For this exercise, copy out each line of the material below that includes "right".

▶ [DATA TO PROCESS]:
--------------------
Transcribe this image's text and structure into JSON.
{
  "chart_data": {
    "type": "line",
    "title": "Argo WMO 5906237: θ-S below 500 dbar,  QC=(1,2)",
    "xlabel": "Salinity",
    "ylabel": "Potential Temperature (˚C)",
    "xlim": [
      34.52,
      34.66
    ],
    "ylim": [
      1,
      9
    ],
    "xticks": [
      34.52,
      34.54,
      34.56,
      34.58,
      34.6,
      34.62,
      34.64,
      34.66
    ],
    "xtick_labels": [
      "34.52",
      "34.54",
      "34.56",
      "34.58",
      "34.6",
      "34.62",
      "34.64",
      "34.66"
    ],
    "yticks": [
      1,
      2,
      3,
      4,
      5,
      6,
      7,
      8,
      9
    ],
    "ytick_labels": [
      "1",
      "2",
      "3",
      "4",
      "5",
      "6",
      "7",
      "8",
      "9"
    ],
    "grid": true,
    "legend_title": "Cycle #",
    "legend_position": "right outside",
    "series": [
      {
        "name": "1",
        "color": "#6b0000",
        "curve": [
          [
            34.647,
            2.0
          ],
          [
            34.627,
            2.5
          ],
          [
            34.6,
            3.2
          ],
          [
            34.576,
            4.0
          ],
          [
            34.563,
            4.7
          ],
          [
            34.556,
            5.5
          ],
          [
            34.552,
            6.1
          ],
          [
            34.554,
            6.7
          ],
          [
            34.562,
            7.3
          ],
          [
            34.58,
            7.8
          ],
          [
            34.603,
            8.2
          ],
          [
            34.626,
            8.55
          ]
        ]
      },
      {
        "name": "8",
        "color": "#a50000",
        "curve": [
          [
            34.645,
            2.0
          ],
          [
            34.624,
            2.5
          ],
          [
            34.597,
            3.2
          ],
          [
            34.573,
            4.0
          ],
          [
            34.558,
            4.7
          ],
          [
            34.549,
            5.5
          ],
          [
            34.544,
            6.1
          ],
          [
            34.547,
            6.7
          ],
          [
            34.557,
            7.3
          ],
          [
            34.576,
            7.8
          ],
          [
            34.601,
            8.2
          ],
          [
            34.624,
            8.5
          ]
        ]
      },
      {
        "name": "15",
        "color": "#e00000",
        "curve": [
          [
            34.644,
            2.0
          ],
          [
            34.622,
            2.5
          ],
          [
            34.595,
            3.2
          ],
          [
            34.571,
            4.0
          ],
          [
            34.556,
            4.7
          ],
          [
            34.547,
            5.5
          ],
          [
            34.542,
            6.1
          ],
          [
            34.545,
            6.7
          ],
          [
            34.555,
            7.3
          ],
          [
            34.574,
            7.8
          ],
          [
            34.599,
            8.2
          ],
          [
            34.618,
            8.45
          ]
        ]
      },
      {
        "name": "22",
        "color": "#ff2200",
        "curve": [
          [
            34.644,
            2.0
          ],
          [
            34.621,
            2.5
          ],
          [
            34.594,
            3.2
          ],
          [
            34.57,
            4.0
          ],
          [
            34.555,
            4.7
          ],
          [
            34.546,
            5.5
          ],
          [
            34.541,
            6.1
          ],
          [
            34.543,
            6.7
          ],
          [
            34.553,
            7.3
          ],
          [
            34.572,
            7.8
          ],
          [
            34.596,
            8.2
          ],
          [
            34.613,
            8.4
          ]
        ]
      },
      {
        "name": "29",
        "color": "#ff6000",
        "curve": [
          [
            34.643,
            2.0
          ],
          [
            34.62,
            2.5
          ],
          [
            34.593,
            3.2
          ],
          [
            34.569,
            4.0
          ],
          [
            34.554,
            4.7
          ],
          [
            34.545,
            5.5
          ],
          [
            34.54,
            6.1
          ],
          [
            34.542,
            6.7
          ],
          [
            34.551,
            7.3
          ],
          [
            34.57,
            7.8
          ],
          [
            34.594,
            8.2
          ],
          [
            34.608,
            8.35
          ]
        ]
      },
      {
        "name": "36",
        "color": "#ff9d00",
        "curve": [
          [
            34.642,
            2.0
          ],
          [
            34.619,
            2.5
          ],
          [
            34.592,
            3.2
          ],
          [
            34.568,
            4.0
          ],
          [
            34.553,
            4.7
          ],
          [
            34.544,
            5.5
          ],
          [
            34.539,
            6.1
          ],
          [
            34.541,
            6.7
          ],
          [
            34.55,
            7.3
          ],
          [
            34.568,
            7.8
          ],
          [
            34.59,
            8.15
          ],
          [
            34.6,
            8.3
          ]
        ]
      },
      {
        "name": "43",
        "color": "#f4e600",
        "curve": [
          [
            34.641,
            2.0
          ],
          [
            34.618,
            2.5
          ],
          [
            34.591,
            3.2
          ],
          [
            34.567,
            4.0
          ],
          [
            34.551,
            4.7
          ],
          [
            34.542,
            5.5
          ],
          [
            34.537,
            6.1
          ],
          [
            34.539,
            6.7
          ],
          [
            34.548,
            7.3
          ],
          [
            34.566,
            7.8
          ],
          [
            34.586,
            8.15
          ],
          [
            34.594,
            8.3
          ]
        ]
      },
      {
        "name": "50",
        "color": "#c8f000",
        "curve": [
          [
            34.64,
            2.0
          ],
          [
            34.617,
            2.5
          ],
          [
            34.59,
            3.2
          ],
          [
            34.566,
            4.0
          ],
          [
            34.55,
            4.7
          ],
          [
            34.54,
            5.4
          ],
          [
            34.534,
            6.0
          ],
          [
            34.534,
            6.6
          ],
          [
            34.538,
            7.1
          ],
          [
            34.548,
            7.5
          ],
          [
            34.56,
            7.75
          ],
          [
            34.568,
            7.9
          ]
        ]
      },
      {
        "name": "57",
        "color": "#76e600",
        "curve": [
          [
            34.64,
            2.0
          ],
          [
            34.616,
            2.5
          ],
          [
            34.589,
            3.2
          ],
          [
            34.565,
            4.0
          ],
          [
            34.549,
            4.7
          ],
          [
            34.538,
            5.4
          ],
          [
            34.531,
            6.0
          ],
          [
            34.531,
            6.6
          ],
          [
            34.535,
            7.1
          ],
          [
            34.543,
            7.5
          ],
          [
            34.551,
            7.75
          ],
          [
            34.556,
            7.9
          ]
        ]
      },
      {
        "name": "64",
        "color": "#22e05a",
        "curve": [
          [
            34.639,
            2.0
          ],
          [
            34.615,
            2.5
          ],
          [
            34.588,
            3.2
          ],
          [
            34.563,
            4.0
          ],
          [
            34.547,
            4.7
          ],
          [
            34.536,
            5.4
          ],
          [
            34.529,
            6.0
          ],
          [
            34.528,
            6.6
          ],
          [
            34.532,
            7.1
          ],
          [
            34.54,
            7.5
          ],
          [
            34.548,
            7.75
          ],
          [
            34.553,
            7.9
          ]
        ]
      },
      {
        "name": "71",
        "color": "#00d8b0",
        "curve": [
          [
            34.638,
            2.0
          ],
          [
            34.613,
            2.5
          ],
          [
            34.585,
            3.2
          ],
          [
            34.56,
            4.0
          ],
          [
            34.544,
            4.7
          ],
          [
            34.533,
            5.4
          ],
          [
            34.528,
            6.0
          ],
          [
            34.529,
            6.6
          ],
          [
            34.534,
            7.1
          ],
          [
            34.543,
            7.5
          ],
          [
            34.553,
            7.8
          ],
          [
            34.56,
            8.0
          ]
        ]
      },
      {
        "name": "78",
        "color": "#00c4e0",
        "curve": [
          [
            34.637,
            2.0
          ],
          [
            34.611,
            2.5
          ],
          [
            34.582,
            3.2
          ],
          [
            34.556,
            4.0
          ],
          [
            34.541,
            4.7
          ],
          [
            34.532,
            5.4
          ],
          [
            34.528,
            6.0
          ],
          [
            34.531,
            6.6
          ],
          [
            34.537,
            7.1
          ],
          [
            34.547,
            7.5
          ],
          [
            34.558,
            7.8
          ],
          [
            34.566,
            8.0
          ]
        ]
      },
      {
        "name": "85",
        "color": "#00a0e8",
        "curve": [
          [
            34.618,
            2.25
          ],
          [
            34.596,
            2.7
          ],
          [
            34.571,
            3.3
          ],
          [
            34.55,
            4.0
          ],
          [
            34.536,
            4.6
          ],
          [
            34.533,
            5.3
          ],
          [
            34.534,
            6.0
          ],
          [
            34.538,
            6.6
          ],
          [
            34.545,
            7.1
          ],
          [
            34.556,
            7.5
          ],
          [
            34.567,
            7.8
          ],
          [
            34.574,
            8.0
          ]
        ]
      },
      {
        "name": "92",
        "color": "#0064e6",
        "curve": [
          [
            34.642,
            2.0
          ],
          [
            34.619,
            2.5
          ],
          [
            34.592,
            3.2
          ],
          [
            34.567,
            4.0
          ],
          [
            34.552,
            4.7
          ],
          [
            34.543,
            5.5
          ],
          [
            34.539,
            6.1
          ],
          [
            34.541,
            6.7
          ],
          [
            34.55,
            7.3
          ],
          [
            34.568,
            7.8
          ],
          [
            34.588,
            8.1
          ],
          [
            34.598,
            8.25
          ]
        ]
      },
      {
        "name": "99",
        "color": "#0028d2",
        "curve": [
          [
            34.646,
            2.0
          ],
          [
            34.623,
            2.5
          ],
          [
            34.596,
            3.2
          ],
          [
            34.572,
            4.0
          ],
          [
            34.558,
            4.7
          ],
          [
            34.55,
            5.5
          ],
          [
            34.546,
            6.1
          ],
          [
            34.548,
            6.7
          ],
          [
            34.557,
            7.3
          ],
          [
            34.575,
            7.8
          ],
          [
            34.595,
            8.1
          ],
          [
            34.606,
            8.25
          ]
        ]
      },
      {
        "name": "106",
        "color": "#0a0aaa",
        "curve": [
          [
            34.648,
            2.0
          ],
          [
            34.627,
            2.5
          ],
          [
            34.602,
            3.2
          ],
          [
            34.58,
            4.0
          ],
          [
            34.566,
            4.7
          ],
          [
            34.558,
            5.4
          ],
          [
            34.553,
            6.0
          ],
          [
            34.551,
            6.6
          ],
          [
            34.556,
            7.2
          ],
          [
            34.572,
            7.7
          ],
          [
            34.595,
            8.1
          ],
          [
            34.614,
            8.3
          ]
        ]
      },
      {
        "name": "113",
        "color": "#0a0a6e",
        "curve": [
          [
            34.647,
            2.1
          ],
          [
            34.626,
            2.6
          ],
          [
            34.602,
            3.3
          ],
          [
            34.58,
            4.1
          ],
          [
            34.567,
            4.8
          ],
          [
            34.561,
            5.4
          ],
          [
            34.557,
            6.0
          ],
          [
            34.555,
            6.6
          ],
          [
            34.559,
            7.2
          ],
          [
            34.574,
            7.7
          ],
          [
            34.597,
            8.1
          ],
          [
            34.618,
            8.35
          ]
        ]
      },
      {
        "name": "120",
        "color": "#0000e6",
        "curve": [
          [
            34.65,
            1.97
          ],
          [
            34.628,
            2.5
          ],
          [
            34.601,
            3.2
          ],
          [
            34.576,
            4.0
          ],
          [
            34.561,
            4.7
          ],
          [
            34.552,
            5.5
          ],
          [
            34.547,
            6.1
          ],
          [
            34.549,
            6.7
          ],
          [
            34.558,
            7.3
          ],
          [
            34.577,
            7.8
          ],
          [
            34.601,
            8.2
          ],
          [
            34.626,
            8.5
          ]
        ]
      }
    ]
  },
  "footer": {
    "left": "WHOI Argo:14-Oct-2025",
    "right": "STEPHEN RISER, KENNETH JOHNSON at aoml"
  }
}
--------------------
▶ [EXPECTED ANSWER]:
    "legend_position": "right outside",
    "right": "STEPHEN RISER, KENNETH JOHNSON at aoml"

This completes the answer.